Stored data entries
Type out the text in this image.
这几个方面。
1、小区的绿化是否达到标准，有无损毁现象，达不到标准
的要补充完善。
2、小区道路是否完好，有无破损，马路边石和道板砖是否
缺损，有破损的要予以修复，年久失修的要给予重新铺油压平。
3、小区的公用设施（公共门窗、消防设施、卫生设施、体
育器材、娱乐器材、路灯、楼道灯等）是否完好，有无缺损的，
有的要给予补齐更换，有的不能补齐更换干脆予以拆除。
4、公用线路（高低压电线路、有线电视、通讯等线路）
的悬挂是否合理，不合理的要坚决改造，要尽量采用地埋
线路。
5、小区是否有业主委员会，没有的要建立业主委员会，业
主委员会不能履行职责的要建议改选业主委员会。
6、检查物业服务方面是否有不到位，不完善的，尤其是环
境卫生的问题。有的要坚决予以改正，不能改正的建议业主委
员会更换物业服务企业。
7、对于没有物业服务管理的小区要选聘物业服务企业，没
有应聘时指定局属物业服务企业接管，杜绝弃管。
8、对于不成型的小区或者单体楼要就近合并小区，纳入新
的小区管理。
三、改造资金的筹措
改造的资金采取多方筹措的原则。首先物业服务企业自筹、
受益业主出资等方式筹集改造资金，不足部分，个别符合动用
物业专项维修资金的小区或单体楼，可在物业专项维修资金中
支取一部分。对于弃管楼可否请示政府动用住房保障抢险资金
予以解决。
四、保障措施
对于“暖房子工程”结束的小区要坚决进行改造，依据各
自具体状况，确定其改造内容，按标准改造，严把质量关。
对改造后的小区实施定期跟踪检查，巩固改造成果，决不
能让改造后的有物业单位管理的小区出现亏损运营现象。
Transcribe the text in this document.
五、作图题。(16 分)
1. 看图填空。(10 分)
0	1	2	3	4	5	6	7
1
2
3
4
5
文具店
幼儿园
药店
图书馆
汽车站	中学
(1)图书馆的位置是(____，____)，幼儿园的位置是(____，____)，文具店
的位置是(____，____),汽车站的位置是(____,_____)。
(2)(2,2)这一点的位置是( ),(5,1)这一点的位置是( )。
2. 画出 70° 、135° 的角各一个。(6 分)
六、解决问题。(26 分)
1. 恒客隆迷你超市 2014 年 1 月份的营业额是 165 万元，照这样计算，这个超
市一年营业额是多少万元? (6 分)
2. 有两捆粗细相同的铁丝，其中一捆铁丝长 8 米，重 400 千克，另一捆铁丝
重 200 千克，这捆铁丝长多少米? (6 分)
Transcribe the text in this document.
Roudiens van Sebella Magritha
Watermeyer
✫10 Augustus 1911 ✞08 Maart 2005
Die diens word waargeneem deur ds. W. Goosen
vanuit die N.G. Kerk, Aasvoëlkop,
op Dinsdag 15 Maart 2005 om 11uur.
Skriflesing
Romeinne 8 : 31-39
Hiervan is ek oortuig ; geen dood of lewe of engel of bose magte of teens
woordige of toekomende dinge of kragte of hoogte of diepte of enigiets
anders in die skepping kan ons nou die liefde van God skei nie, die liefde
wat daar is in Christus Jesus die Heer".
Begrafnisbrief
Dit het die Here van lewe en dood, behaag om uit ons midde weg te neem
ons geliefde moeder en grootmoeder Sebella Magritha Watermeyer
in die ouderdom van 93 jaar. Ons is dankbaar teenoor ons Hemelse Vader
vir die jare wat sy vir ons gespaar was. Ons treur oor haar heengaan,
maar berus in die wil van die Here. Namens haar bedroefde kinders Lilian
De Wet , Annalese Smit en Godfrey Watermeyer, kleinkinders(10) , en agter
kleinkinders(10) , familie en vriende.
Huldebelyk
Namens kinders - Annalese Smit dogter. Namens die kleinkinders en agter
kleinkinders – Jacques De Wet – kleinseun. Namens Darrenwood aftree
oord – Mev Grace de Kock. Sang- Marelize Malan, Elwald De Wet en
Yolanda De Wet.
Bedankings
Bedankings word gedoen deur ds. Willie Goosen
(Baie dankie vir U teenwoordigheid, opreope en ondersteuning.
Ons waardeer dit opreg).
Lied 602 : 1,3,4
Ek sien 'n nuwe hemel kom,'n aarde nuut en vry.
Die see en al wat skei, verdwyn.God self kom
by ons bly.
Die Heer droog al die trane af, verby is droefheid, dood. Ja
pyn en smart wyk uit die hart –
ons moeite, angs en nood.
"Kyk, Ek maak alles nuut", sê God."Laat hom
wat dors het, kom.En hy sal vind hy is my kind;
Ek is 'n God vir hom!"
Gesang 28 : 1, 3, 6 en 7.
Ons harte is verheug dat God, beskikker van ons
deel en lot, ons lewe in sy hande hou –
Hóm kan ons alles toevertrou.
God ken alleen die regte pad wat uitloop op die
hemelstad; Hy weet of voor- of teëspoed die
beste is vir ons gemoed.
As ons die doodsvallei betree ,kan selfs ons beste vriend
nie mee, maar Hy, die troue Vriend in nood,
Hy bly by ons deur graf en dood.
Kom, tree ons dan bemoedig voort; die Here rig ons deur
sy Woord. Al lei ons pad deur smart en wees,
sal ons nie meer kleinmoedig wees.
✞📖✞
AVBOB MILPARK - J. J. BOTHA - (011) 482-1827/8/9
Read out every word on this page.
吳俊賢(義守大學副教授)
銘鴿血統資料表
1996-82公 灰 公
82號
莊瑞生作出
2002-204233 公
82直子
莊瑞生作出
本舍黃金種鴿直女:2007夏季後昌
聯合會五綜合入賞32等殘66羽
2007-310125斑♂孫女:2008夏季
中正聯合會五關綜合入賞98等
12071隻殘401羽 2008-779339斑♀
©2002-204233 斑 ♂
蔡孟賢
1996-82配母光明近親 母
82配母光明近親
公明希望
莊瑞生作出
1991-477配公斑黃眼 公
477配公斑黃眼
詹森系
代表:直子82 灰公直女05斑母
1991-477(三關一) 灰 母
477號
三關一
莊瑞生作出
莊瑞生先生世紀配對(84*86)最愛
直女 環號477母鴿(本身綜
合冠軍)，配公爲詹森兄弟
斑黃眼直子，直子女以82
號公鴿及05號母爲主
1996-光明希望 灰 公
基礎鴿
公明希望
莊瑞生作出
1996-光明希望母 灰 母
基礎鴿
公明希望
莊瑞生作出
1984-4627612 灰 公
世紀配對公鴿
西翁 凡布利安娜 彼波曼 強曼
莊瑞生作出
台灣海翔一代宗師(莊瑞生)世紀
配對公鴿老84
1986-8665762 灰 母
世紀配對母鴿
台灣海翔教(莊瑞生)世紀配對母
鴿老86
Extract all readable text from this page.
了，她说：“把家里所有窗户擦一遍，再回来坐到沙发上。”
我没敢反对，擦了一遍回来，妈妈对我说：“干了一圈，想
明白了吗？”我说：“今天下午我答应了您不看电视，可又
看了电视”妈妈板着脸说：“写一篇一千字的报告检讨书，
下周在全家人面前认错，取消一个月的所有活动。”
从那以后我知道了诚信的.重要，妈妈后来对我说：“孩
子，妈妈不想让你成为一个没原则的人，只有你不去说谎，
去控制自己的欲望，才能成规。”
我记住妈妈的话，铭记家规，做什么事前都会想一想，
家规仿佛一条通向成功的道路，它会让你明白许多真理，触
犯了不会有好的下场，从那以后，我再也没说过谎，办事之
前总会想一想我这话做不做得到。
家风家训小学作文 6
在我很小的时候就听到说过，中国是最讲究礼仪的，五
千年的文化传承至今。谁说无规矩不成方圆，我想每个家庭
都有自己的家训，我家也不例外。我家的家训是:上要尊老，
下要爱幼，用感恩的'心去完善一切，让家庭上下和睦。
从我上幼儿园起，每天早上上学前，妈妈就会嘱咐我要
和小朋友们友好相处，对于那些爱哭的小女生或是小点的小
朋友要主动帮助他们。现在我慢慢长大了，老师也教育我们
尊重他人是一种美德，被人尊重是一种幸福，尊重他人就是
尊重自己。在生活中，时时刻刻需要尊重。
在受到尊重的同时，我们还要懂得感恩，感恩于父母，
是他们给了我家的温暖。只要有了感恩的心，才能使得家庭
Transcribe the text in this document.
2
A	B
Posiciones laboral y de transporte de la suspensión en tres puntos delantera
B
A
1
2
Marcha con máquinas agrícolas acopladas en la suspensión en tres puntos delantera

## Instruction
Return each line with "haar".

## The answer
vir die jare wat sy vir ons gespaar was. Ons treur oor haar heengaan,
maar berus in die wil van die Here. Namens haar bedroefde kinders Lilian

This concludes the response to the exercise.